:: Work instructions ::
Recast every line of the entries below as a Markdown table with two columns, No. and Line, numbering the rows and omitting any blank lines.

┌─ Material

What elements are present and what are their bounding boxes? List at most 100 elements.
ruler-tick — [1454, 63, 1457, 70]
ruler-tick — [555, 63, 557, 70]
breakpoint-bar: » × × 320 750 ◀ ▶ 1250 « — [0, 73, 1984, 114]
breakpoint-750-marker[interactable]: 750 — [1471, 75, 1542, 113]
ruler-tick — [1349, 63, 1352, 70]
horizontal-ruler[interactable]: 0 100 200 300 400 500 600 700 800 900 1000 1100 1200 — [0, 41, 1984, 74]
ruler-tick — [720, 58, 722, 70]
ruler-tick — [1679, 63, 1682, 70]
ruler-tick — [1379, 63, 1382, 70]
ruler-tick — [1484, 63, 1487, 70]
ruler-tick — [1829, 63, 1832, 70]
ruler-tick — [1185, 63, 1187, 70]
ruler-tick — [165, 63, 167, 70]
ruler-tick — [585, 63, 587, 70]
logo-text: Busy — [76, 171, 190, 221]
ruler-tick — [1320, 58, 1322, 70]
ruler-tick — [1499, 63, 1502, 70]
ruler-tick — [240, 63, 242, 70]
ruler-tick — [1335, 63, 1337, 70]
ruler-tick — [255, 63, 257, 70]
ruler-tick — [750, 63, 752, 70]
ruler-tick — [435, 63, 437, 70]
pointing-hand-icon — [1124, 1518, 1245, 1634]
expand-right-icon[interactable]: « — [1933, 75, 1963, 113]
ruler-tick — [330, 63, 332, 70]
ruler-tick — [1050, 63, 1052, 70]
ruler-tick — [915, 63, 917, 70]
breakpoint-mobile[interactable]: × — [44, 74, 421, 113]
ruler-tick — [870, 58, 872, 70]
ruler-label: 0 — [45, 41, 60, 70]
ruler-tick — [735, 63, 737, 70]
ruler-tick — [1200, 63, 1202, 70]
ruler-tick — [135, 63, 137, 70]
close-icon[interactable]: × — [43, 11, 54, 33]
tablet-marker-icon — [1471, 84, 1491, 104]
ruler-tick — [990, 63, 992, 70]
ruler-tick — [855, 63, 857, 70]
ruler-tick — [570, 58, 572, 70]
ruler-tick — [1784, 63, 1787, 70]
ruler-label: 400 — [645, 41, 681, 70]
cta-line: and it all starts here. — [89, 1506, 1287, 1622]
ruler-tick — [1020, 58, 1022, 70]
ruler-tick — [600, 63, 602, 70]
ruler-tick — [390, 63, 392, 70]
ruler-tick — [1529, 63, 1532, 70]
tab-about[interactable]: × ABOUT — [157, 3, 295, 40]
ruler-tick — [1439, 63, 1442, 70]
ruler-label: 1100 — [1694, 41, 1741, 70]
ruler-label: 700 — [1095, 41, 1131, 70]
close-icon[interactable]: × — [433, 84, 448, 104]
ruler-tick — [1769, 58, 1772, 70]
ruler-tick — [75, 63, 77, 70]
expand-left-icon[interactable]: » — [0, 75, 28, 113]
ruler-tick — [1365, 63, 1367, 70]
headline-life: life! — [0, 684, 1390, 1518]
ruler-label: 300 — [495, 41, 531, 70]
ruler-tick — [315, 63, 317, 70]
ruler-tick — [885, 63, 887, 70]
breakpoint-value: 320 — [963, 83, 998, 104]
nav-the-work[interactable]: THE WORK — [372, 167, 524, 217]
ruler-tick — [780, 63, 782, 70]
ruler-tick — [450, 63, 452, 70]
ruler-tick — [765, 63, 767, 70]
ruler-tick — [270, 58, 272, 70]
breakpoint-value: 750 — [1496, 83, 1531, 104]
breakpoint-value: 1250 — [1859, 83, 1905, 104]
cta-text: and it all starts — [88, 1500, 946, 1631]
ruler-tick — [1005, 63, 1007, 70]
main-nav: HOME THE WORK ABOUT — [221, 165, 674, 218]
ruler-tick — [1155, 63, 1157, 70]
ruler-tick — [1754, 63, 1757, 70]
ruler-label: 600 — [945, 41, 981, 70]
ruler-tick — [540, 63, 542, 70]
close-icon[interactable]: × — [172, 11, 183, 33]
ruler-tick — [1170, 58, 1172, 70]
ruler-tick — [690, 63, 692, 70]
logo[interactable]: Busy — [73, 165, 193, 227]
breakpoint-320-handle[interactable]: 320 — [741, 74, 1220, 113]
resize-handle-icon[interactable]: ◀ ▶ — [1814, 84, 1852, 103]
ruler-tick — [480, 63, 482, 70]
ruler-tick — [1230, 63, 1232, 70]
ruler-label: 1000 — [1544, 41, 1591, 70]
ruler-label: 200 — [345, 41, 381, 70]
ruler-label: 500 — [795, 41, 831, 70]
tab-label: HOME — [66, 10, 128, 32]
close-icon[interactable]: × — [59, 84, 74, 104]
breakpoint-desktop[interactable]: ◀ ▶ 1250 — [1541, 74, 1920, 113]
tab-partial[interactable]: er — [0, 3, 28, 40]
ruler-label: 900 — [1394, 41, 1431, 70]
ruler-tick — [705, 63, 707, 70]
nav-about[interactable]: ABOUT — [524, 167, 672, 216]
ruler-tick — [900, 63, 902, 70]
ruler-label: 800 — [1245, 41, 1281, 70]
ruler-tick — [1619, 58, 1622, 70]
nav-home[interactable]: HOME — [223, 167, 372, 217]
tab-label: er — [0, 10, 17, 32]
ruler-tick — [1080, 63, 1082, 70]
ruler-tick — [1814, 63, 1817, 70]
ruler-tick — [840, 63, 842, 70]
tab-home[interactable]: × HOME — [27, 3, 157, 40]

└─

:: Output for this exercise ::
| No. | Line |
|---|---|
| 1 | What elements are present and what are their bounding boxes? List at most 100 elements. |
| 2 | ruler-tick — [1454, 63, 1457, 70] |
| 3 | ruler-tick — [555, 63, 557, 70] |
| 4 | breakpoint-bar: » × × 320 750 ◀ ▶ 1250 « — [0, 73, 1984, 114] |
| 5 | breakpoint-750-marker[interactable]: 750 — [1471, 75, 1542, 113] |
| 6 | ruler-tick — [1349, 63, 1352, 70] |
| 7 | horizontal-ruler[interactable]: 0 100 200 300 400 500 600 700 800 900 1000 1100 1200 — [0, 41, 1984, 74] |
| 8 | ruler-tick — [720, 58, 722, 70] |
| 9 | ruler-tick — [1679, 63, 1682, 70] |
| 10 | ruler-tick — [1379, 63, 1382, 70] |
| 11 | ruler-tick — [1484, 63, 1487, 70] |
| 12 | ruler-tick — [1829, 63, 1832, 70] |
| 13 | ruler-tick — [1185, 63, 1187, 70] |
| 14 | ruler-tick — [165, 63, 167, 70] |
| 15 | ruler-tick — [585, 63, 587, 70] |
| 16 | logo-text: Busy — [76, 171, 190, 221] |
| 17 | ruler-tick — [1320, 58, 1322, 70] |
| 18 | ruler-tick — [1499, 63, 1502, 70] |
| 19 | ruler-tick — [240, 63, 242, 70] |
| 20 | ruler-tick — [1335, 63, 1337, 70] |
| 21 | ruler-tick — [255, 63, 257, 70] |
| 22 | ruler-tick — [750, 63, 752, 70] |
| 23 | ruler-tick — [435, 63, 437, 70] |
| 24 | pointing-hand-icon — [1124, 1518, 1245, 1634] |
| 25 | expand-right-icon[interactable]: « — [1933, 75, 1963, 113] |
| 26 | ruler-tick — [330, 63, 332, 70] |
| 27 | ruler-tick — [1050, 63, 1052, 70] |
| 28 | ruler-tick — [915, 63, 917, 70] |
| 29 | breakpoint-mobile[interactable]: × — [44, 74, 421, 113] |
| 30 | ruler-tick — [870, 58, 872, 70] |
| 31 | ruler-label: 0 — [45, 41, 60, 70] |
| 32 | ruler-tick — [735, 63, 737, 70] |
| 33 | ruler-tick — [1200, 63, 1202, 70] |
| 34 | ruler-tick — [135, 63, 137, 70] |
| 35 | close-icon[interactable]: × — [43, 11, 54, 33] |
| 36 | tablet-marker-icon — [1471, 84, 1491, 104] |
| 37 | ruler-tick — [990, 63, 992, 70] |
| 38 | ruler-tick — [855, 63, 857, 70] |
| 39 | ruler-tick — [570, 58, 572, 70] |
| 40 | ruler-tick — [1784, 63, 1787, 70] |
| 41 | ruler-label: 400 — [645, 41, 681, 70] |
| 42 | cta-line: and it all starts here. — [89, 1506, 1287, 1622] |
| 43 | ruler-tick — [1020, 58, 1022, 70] |
| 44 | ruler-tick — [600, 63, 602, 70] |
| 45 | ruler-tick — [390, 63, 392, 70] |
| 46 | ruler-tick — [1529, 63, 1532, 70] |
| 47 | tab-about[interactable]: × ABOUT — [157, 3, 295, 40] |
| 48 | ruler-tick — [1439, 63, 1442, 70] |
| 49 | ruler-label: 1100 — [1694, 41, 1741, 70] |
| 50 | ruler-label: 700 — [1095, 41, 1131, 70] |
| 51 | close-icon[interactable]: × — [433, 84, 448, 104] |
| 52 | ruler-tick — [1769, 58, 1772, 70] |
| 53 | ruler-tick — [75, 63, 77, 70] |
| 54 | expand-left-icon[interactable]: » — [0, 75, 28, 113] |
| 55 | ruler-tick — [1365, 63, 1367, 70] |
| 56 | headline-life: life! — [0, 684, 1390, 1518] |
| 57 | ruler-label: 300 — [495, 41, 531, 70] |
| 58 | ruler-tick — [315, 63, 317, 70] |
| 59 | ruler-tick — [885, 63, 887, 70] |
| 60 | breakpoint-value: 320 — [963, 83, 998, 104] |
| 61 | nav-the-work[interactable]: THE WORK — [372, 167, 524, 217] |
| 62 | ruler-tick — [780, 63, 782, 70] |
| 63 | ruler-tick — [450, 63, 452, 70] |
| 64 | ruler-tick — [765, 63, 767, 70] |
| 65 | ruler-tick — [270, 58, 272, 70] |
| 66 | breakpoint-value: 750 — [1496, 83, 1531, 104] |
| 67 | breakpoint-value: 1250 — [1859, 83, 1905, 104] |
| 68 | cta-text: and it all starts — [88, 1500, 946, 1631] |
| 69 | ruler-tick — [1005, 63, 1007, 70] |
| 70 | main-nav: HOME THE WORK ABOUT — [221, 165, 674, 218] |
| 71 | ruler-tick — [1155, 63, 1157, 70] |
| 72 | ruler-tick — [1754, 63, 1757, 70] |
| 73 | ruler-label: 600 — [945, 41, 981, 70] |
| 74 | ruler-tick — [540, 63, 542, 70] |
| 75 | close-icon[interactable]: × — [172, 11, 183, 33] |
| 76 | ruler-tick — [1170, 58, 1172, 70] |
| 77 | ruler-tick — [690, 63, 692, 70] |
| 78 | logo[interactable]: Busy — [73, 165, 193, 227] |
| 79 | breakpoint-320-handle[interactable]: 320 — [741, 74, 1220, 113] |
| 80 | resize-handle-icon[interactable]: ◀ ▶ — [1814, 84, 1852, 103] |
| 81 | ruler-tick — [480, 63, 482, 70] |
| 82 | ruler-tick — [1230, 63, 1232, 70] |
| 83 | ruler-label: 1000 — [1544, 41, 1591, 70] |
| 84 | ruler-label: 200 — [345, 41, 381, 70] |
| 85 | ruler-label: 500 — [795, 41, 831, 70] |
| 86 | tab-label: HOME — [66, 10, 128, 32] |
| 87 | close-icon[interactable]: × — [59, 84, 74, 104] |
| 88 | breakpoint-desktop[interactable]: ◀ ▶ 1250 — [1541, 74, 1920, 113] |
| 89 | tab-partial[interactable]: er — [0, 3, 28, 40] |
| 90 | ruler-label: 900 — [1394, 41, 1431, 70] |
| 91 | ruler-tick — [705, 63, 707, 70] |
| 92 | nav-about[interactable]: ABOUT — [524, 167, 672, 216] |
| 93 | ruler-tick — [900, 63, 902, 70] |
| 94 | ruler-label: 800 — [1245, 41, 1281, 70] |
| 95 | ruler-tick — [1619, 58, 1622, 70] |
| 96 | nav-home[interactable]: HOME — [223, 167, 372, 217] |
| 97 | tab-label: er — [0, 10, 17, 32] |
| 98 | ruler-tick — [1080, 63, 1082, 70] |
| 99 | ruler-tick — [1814, 63, 1817, 70] |
| 100 | ruler-tick — [840, 63, 842, 70] |
| 101 | tab-home[interactable]: × HOME — [27, 3, 157, 40] |